> **Records for this exercise**
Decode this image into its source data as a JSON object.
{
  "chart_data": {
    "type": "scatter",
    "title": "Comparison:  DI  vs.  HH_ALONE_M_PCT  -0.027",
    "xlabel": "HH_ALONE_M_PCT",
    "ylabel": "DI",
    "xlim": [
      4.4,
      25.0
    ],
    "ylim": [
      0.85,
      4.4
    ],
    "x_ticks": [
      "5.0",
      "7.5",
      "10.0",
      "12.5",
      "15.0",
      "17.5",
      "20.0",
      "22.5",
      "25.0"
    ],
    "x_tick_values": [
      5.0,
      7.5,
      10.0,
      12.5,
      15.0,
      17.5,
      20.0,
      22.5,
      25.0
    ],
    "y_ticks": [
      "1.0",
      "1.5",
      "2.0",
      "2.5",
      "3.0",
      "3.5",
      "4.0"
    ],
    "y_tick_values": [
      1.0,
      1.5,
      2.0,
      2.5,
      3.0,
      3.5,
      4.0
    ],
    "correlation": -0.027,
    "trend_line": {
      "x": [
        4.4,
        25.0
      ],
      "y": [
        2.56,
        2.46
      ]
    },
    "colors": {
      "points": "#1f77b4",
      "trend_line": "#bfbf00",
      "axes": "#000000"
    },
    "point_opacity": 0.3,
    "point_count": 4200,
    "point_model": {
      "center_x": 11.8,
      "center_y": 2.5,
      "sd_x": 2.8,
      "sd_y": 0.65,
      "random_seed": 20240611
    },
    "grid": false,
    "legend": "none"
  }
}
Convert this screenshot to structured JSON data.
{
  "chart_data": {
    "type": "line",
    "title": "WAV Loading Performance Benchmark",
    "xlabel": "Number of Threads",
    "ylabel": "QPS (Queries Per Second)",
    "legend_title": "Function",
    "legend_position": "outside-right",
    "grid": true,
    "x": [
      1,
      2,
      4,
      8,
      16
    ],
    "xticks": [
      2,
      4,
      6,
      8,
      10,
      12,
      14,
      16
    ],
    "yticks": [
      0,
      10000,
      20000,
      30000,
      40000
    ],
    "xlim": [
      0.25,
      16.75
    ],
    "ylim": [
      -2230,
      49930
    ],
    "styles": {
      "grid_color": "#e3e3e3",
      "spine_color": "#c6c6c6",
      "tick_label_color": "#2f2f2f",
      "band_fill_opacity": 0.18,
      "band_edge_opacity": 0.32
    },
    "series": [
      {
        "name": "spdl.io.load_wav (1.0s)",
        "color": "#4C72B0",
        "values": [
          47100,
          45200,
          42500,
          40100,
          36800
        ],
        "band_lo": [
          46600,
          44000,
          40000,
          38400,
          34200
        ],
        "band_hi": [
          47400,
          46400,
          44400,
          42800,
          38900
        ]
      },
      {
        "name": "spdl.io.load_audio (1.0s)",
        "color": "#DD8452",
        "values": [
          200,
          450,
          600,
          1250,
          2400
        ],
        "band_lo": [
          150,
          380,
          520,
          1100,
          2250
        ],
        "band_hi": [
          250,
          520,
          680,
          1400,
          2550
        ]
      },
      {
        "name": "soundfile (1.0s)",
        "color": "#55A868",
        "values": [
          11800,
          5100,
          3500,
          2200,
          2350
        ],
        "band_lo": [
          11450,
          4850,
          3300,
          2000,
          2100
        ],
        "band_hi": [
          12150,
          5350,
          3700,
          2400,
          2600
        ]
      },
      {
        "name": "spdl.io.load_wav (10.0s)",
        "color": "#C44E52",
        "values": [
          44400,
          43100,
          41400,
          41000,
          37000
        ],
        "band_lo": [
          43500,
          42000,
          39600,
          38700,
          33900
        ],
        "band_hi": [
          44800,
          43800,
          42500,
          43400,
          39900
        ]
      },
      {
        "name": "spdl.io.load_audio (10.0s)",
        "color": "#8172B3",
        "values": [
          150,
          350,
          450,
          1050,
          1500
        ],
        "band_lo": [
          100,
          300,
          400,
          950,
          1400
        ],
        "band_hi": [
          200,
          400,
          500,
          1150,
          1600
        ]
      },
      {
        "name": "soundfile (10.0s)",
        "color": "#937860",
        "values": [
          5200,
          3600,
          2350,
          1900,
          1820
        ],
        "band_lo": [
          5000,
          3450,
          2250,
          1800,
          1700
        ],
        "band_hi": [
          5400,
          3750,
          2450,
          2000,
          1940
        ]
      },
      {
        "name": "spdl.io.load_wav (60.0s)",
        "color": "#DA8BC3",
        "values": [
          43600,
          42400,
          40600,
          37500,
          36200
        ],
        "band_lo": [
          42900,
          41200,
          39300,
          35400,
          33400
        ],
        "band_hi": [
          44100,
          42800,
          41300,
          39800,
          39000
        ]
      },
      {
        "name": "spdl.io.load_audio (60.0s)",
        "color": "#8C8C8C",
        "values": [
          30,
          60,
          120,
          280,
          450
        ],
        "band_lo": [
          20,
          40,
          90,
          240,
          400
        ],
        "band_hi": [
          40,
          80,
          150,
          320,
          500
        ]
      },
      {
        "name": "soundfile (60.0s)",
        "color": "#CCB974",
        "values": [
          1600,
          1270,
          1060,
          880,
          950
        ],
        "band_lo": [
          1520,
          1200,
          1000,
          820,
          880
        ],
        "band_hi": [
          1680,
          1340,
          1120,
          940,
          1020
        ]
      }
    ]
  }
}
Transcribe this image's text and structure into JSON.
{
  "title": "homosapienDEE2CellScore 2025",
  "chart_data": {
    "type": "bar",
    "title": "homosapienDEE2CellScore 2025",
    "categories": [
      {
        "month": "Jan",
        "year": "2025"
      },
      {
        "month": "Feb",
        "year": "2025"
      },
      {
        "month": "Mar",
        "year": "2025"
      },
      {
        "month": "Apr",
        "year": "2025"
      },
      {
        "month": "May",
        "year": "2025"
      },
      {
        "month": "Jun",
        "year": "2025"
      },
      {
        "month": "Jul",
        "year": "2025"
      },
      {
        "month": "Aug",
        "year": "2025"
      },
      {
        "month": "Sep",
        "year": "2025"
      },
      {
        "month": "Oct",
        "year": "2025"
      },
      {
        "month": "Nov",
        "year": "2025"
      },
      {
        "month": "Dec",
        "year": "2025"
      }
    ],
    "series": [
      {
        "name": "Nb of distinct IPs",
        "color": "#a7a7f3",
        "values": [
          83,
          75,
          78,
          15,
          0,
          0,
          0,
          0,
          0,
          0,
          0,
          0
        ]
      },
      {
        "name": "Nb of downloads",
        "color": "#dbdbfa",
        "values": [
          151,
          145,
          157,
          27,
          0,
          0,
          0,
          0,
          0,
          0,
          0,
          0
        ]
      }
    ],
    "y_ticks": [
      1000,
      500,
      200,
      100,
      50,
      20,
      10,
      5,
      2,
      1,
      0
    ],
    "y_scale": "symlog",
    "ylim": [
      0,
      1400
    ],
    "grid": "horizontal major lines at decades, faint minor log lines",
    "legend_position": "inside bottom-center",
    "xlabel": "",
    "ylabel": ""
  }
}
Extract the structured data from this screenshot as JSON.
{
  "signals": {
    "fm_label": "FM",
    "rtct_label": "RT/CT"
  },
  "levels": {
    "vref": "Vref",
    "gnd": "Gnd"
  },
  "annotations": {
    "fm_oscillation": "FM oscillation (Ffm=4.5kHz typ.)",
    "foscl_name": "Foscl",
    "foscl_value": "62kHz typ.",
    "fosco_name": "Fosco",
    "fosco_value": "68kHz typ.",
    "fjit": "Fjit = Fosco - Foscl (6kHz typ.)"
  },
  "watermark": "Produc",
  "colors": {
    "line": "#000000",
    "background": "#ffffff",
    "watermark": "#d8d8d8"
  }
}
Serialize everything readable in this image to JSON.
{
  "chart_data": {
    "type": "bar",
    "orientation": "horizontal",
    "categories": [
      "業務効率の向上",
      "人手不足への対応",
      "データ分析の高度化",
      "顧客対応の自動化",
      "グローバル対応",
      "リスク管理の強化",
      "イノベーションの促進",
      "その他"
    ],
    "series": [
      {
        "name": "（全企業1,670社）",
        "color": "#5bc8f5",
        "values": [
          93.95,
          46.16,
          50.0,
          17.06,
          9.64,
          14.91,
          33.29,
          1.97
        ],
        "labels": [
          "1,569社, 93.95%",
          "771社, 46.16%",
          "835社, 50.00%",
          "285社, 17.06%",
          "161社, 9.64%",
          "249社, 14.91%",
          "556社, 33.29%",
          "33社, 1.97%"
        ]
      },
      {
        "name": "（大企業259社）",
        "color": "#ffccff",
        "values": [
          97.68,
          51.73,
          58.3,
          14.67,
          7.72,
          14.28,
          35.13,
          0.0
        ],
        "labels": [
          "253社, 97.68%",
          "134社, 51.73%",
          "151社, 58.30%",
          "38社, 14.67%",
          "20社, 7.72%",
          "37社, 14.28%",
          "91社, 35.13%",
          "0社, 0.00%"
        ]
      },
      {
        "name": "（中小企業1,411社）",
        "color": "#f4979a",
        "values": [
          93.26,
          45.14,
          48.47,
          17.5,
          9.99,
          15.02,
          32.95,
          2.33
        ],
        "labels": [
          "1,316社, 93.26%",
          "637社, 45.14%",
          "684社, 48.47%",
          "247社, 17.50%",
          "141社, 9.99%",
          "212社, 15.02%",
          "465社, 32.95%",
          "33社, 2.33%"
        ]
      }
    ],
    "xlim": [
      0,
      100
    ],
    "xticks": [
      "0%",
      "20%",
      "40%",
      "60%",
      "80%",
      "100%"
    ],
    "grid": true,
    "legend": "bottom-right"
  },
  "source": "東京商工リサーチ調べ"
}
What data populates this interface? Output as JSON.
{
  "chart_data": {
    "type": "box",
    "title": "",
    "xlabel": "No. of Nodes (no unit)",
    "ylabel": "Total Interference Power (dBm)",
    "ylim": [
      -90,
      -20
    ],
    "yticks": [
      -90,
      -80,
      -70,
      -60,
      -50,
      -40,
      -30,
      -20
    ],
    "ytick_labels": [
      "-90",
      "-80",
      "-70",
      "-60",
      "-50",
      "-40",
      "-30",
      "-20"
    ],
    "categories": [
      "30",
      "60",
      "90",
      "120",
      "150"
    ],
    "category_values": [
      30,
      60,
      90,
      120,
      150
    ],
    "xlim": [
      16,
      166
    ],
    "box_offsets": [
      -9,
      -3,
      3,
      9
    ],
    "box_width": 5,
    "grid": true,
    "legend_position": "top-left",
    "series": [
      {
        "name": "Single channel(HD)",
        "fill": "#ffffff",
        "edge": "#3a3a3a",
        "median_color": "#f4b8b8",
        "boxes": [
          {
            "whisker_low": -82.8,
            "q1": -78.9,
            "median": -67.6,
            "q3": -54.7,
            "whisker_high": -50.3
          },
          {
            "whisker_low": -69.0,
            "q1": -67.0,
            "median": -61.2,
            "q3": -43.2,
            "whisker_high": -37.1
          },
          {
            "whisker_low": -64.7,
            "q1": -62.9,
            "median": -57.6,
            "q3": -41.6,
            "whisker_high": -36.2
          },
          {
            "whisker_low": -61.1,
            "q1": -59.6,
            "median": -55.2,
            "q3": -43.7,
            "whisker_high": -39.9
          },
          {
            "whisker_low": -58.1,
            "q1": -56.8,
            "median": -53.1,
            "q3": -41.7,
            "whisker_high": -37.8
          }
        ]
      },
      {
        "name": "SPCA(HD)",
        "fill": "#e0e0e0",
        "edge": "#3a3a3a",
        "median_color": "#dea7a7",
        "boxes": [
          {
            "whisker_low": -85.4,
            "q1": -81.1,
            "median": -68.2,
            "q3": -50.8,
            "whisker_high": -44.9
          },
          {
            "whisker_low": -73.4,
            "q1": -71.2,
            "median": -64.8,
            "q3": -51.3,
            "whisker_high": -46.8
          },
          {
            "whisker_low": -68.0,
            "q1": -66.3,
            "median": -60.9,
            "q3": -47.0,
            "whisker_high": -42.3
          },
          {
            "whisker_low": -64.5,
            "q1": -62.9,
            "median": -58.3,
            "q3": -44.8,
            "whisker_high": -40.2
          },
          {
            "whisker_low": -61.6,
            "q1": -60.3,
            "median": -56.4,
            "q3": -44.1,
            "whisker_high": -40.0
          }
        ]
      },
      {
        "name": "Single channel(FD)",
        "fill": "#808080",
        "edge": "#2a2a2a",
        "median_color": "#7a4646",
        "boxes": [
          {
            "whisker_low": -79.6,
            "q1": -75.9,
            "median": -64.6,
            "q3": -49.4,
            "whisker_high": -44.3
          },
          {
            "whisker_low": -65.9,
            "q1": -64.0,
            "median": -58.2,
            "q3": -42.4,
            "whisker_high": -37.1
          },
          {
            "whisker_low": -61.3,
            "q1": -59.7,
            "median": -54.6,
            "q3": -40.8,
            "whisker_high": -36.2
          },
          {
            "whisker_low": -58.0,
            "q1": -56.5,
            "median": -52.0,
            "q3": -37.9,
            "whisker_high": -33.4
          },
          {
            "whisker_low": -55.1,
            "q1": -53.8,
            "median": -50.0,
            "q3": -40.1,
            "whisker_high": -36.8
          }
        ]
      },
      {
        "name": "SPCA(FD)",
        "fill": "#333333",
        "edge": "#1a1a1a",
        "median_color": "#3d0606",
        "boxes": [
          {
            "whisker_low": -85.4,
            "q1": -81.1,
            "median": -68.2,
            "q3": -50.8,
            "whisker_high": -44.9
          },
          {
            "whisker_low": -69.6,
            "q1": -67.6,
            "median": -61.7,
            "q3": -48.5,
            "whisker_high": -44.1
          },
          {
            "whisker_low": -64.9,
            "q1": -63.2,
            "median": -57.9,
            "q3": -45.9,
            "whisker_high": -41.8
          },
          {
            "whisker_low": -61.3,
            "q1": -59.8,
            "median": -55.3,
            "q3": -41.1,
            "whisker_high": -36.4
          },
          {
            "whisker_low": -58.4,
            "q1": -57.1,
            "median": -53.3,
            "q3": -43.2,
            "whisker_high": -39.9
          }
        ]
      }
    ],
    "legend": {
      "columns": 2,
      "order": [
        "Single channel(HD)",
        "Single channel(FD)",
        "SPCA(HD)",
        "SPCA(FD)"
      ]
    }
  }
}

> **What to produce**
Search the listing for the word "watermark" and return each line that holds it.

> **Exercise solution**
  "watermark": "Produc",
    "watermark": "#d8d8d8"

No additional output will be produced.